**Saved data entries**.
....................
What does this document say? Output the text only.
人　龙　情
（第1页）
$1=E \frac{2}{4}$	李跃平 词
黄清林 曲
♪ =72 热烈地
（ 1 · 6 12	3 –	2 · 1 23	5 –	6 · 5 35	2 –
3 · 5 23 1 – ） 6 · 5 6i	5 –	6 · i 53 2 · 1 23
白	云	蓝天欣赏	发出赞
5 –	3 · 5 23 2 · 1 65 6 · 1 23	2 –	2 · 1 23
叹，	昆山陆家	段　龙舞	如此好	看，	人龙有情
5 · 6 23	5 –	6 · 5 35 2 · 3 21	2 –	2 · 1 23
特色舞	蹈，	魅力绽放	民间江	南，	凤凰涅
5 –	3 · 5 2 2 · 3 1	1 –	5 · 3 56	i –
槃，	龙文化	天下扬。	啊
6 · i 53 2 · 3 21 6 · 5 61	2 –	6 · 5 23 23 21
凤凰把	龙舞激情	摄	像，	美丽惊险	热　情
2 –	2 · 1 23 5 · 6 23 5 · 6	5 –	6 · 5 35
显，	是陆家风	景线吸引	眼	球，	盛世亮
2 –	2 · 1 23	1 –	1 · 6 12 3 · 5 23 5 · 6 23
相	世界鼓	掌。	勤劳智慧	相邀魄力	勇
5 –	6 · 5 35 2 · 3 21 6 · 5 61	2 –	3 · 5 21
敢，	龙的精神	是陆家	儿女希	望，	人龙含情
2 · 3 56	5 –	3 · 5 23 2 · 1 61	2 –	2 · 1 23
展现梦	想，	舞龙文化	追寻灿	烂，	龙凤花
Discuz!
....................
**Exercise requirements**.
Extract all of the material exactly as it is written.

**The answer**.
What does this document say? Output the text only.
人　龙　情
（第1页）
$1=E \frac{2}{4}$	李跃平 词
黄清林 曲
♪ =72 热烈地
（ 1 · 6 12	3 –	2 · 1 23	5 –	6 · 5 35	2 –
3 · 5 23 1 – ） 6 · 5 6i	5 –	6 · i 53 2 · 1 23
白	云	蓝天欣赏	发出赞
5 –	3 · 5 23 2 · 1 65 6 · 1 23	2 –	2 · 1 23
叹，	昆山陆家	段　龙舞	如此好	看，	人龙有情
5 · 6 23	5 –	6 · 5 35 2 · 3 21	2 –	2 · 1 23
特色舞	蹈，	魅力绽放	民间江	南，	凤凰涅
5 –	3 · 5 2 2 · 3 1	1 –	5 · 3 56	i –
槃，	龙文化	天下扬。	啊
6 · i 53 2 · 3 21 6 · 5 61	2 –	6 · 5 23 23 21
凤凰把	龙舞激情	摄	像，	美丽惊险	热　情
2 –	2 · 1 23 5 · 6 23 5 · 6	5 –	6 · 5 35
显，	是陆家风	景线吸引	眼	球，	盛世亮
2 –	2 · 1 23	1 –	1 · 6 12 3 · 5 23 5 · 6 23
相	世界鼓	掌。	勤劳智慧	相邀魄力	勇
5 –	6 · 5 35 2 · 3 21 6 · 5 61	2 –	3 · 5 21
敢，	龙的精神	是陆家	儿女希	望，	人龙含情
2 · 3 56	5 –	3 · 5 23 2 · 1 61	2 –	2 · 1 23
展现梦	想，	舞龙文化	追寻灿	烂，	龙凤花
Discuz!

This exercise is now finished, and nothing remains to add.